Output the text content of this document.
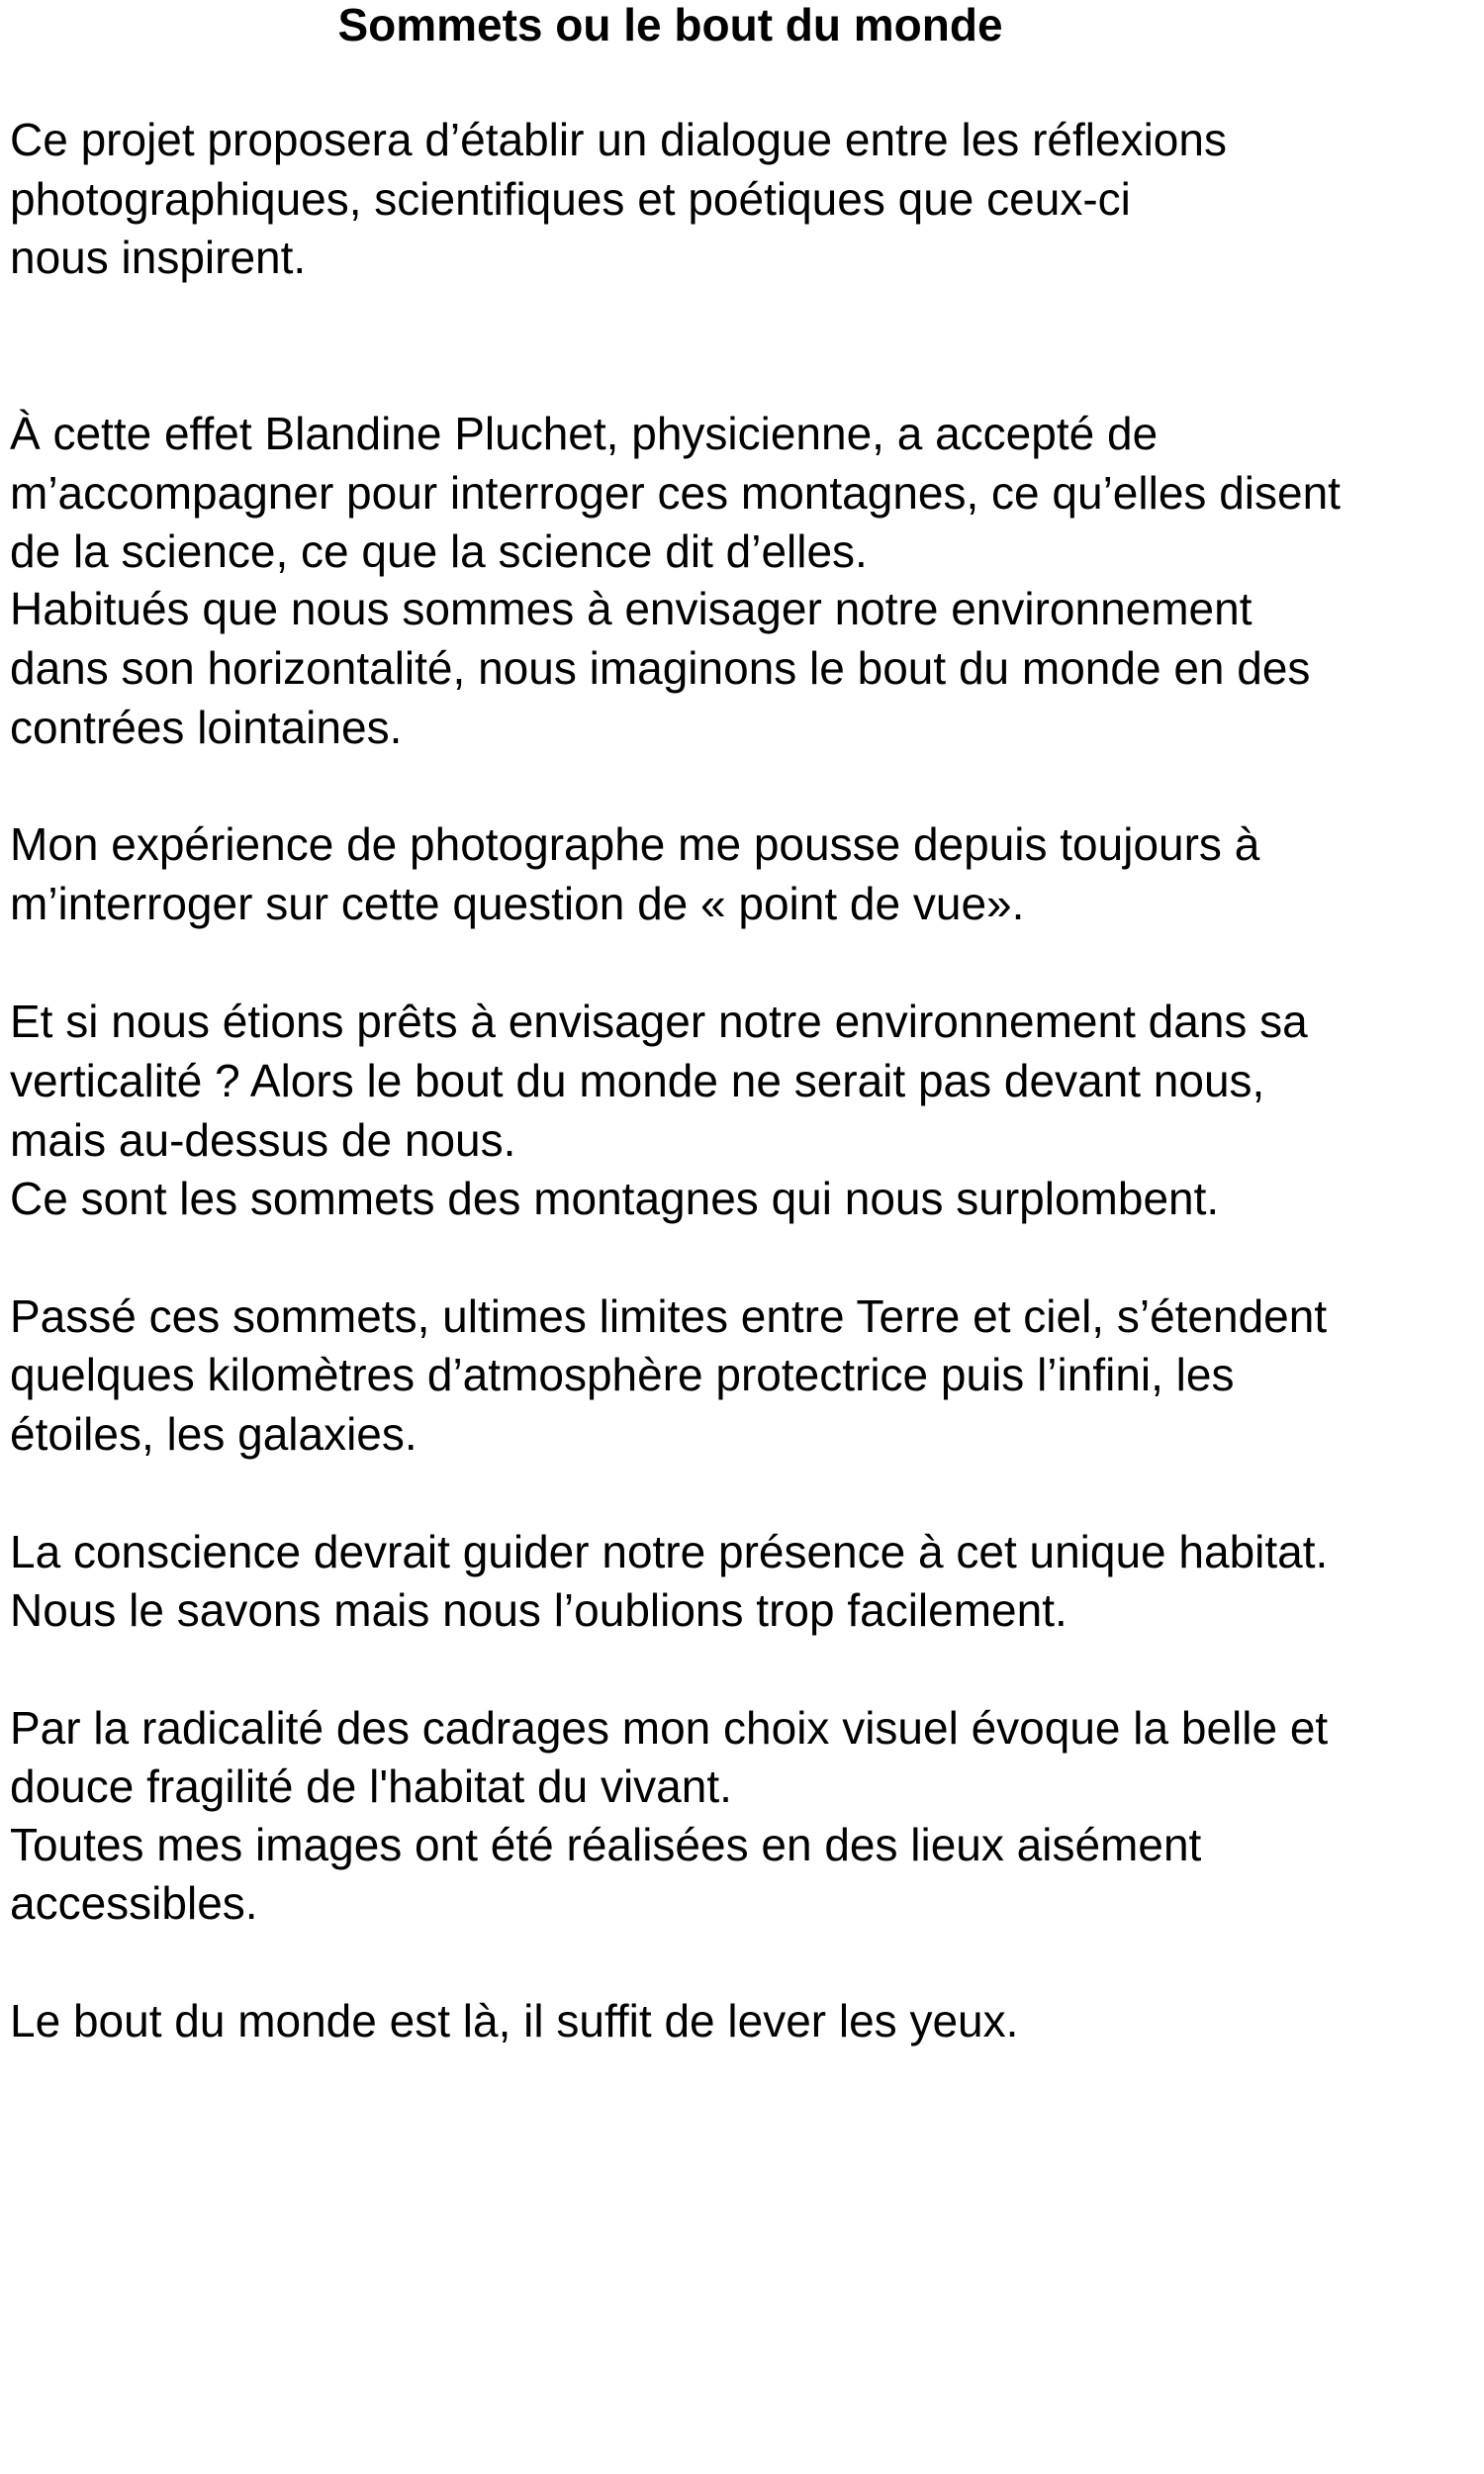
Sommets ou le bout du monde
Ce projet proposera d’établir un dialogue entre les réflexions
photographiques, scientifiques et poétiques que ceux-ci
nous inspirent.
À cette effet Blandine Pluchet, physicienne, a accepté de
m’accompagner pour interroger ces montagnes, ce qu’elles disent
de la science, ce que la science dit d’elles.
Habitués que nous sommes à envisager notre environnement
dans son horizontalité, nous imaginons le bout du monde en des
contrées lointaines.
Mon expérience de photographe me pousse depuis toujours à
m’interroger sur cette question de « point de vue».
Et si nous étions prêts à envisager notre environnement dans sa
verticalité ? Alors le bout du monde ne serait pas devant nous,
mais au-dessus de nous.
Ce sont les sommets des montagnes qui nous surplombent.
Passé ces sommets, ultimes limites entre Terre et ciel, s’étendent
quelques kilomètres d’atmosphère protectrice puis l’infini, les
étoiles, les galaxies.
La conscience devrait guider notre présence à cet unique habitat.
Nous le savons mais nous l’oublions trop facilement.
Par la radicalité des cadrages mon choix visuel évoque la belle et
douce fragilité de l'habitat du vivant.
Toutes mes images ont été réalisées en des lieux aisément
accessibles.
Le bout du monde est là, il suffit de lever les yeux.
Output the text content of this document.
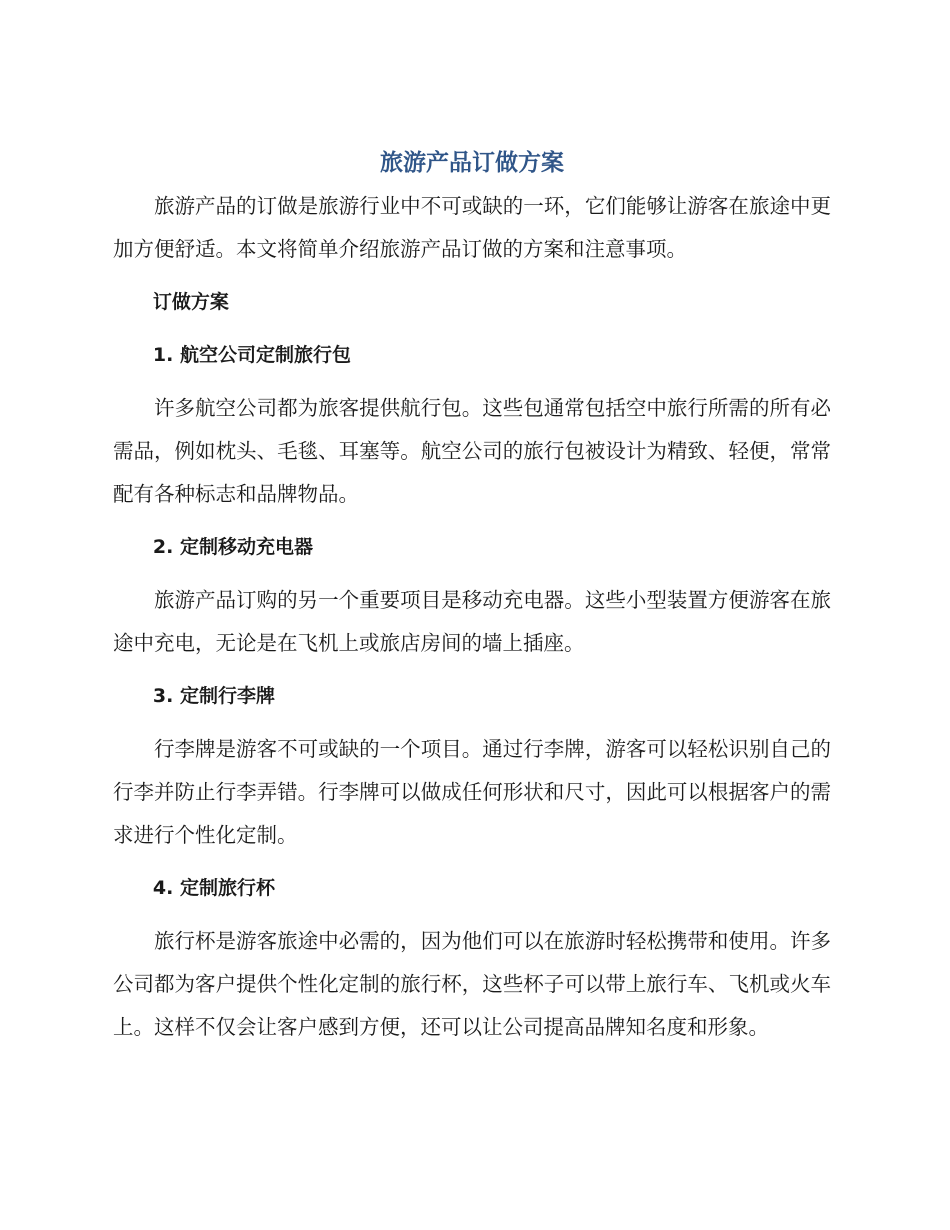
旅游产品订做方案

旅游产品的订做是旅游行业中不可或缺的一环，它们能够让游客在旅途中更加方便舒适。本文将简单介绍旅游产品订做的方案和注意事项。

订做方案
1. 航空公司定制旅行包

许多航空公司都为旅客提供航行包。这些包通常包括空中旅行所需的所有必需品，例如枕头、毛毯、耳塞等。航空公司的旅行包被设计为精致、轻便，常常配有各种标志和品牌物品。

2. 定制移动充电器

旅游产品订购的另一个重要项目是移动充电器。这些小型装置方便游客在旅途中充电，无论是在飞机上或旅店房间的墙上插座。

3. 定制行李牌

行李牌是游客不可或缺的一个项目。通过行李牌，游客可以轻松识别自己的行李并防止行李弄错。行李牌可以做成任何形状和尺寸，因此可以根据客户的需求进行个性化定制。

4. 定制旅行杯

旅行杯是游客旅途中必需的，因为他们可以在旅游时轻松携带和使用。许多公司都为客户提供个性化定制的旅行杯，这些杯子可以带上旅行车、飞机或火车上。这样不仅会让客户感到方便，还可以让公司提高品牌知名度和形象。
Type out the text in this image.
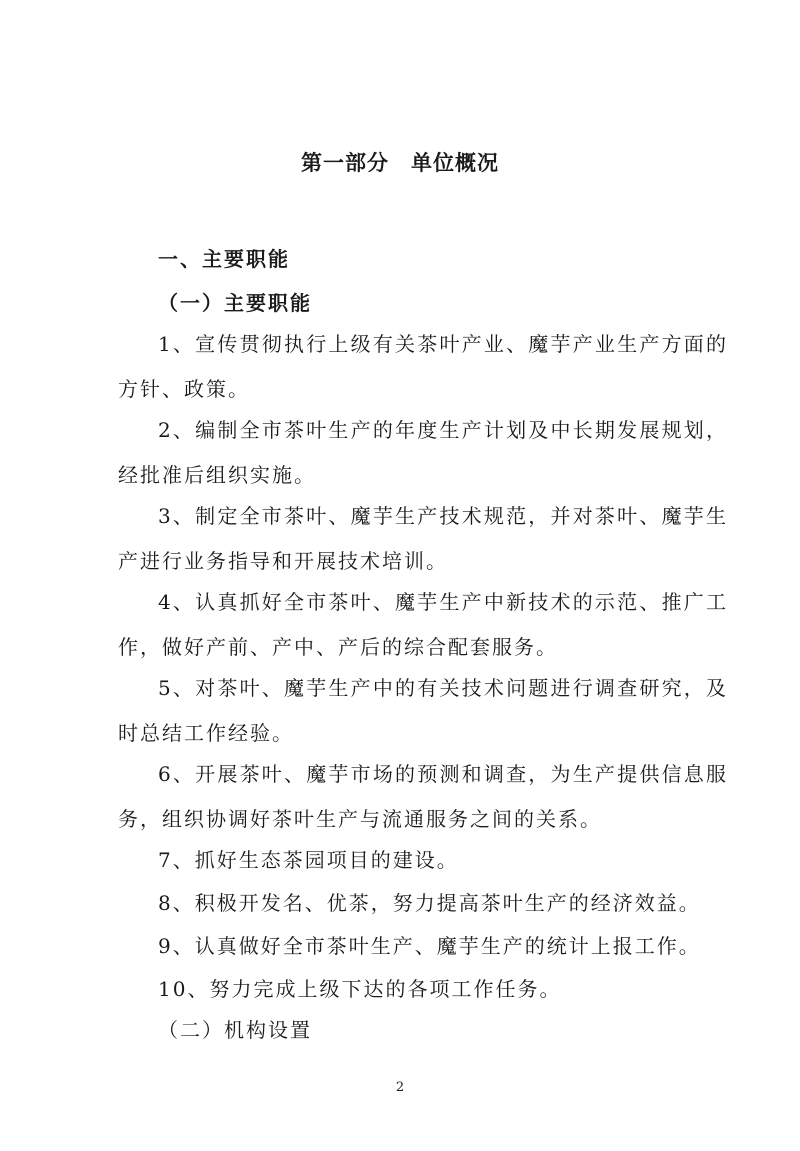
第一部分　单位概况
一、主要职能
（一）主要职能
1、宣传贯彻执行上级有关茶叶产业、魔芋产业生产方面的方针、政策。
2、编制全市茶叶生产的年度生产计划及中长期发展规划，经批准后组织实施。
3、制定全市茶叶、魔芋生产技术规范，并对茶叶、魔芋生产进行业务指导和开展技术培训。
4、认真抓好全市茶叶、魔芋生产中新技术的示范、推广工作，做好产前、产中、产后的综合配套服务。
5、对茶叶、魔芋生产中的有关技术问题进行调查研究，及时总结工作经验。
6、开展茶叶、魔芋市场的预测和调查，为生产提供信息服务，组织协调好茶叶生产与流通服务之间的关系。
7、抓好生态茶园项目的建设。
8、积极开发名、优茶，努力提高茶叶生产的经济效益。
9、认真做好全市茶叶生产、魔芋生产的统计上报工作。
10、努力完成上级下达的各项工作任务。
（二）机构设置
2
-=-=-=-=-
Problem statement :: Restate each of the entries above word for word and skip every image.

Solution ::
Output the text content of this document.
Sommets ou le bout du monde
Ce projet proposera d’établir un dialogue entre les réflexions
photographiques, scientifiques et poétiques que ceux-ci
nous inspirent.
À cette effet Blandine Pluchet, physicienne, a accepté de
m’accompagner pour interroger ces montagnes, ce qu’elles disent
de la science, ce que la science dit d’elles.
Habitués que nous sommes à envisager notre environnement
dans son horizontalité, nous imaginons le bout du monde en des
contrées lointaines.
Mon expérience de photographe me pousse depuis toujours à
m’interroger sur cette question de « point de vue».
Et si nous étions prêts à envisager notre environnement dans sa
verticalité ? Alors le bout du monde ne serait pas devant nous,
mais au-dessus de nous.
Ce sont les sommets des montagnes qui nous surplombent.
Passé ces sommets, ultimes limites entre Terre et ciel, s’étendent
quelques kilomètres d’atmosphère protectrice puis l’infini, les
étoiles, les galaxies.
La conscience devrait guider notre présence à cet unique habitat.
Nous le savons mais nous l’oublions trop facilement.
Par la radicalité des cadrages mon choix visuel évoque la belle et
douce fragilité de l'habitat du vivant.
Toutes mes images ont été réalisées en des lieux aisément
accessibles.
Le bout du monde est là, il suffit de lever les yeux.
Output the text content of this document.
旅游产品订做方案

旅游产品的订做是旅游行业中不可或缺的一环，它们能够让游客在旅途中更加方便舒适。本文将简单介绍旅游产品订做的方案和注意事项。

订做方案
1. 航空公司定制旅行包

许多航空公司都为旅客提供航行包。这些包通常包括空中旅行所需的所有必需品，例如枕头、毛毯、耳塞等。航空公司的旅行包被设计为精致、轻便，常常配有各种标志和品牌物品。

2. 定制移动充电器

旅游产品订购的另一个重要项目是移动充电器。这些小型装置方便游客在旅途中充电，无论是在飞机上或旅店房间的墙上插座。

3. 定制行李牌

行李牌是游客不可或缺的一个项目。通过行李牌，游客可以轻松识别自己的行李并防止行李弄错。行李牌可以做成任何形状和尺寸，因此可以根据客户的需求进行个性化定制。

4. 定制旅行杯

旅行杯是游客旅途中必需的，因为他们可以在旅游时轻松携带和使用。许多公司都为客户提供个性化定制的旅行杯，这些杯子可以带上旅行车、飞机或火车上。这样不仅会让客户感到方便，还可以让公司提高品牌知名度和形象。
Type out the text in this image.
第一部分　单位概况
一、主要职能
（一）主要职能
1、宣传贯彻执行上级有关茶叶产业、魔芋产业生产方面的方针、政策。
2、编制全市茶叶生产的年度生产计划及中长期发展规划，经批准后组织实施。
3、制定全市茶叶、魔芋生产技术规范，并对茶叶、魔芋生产进行业务指导和开展技术培训。
4、认真抓好全市茶叶、魔芋生产中新技术的示范、推广工作，做好产前、产中、产后的综合配套服务。
5、对茶叶、魔芋生产中的有关技术问题进行调查研究，及时总结工作经验。
6、开展茶叶、魔芋市场的预测和调查，为生产提供信息服务，组织协调好茶叶生产与流通服务之间的关系。
7、抓好生态茶园项目的建设。
8、积极开发名、优茶，努力提高茶叶生产的经济效益。
9、认真做好全市茶叶生产、魔芋生产的统计上报工作。
10、努力完成上级下达的各项工作任务。
（二）机构设置
2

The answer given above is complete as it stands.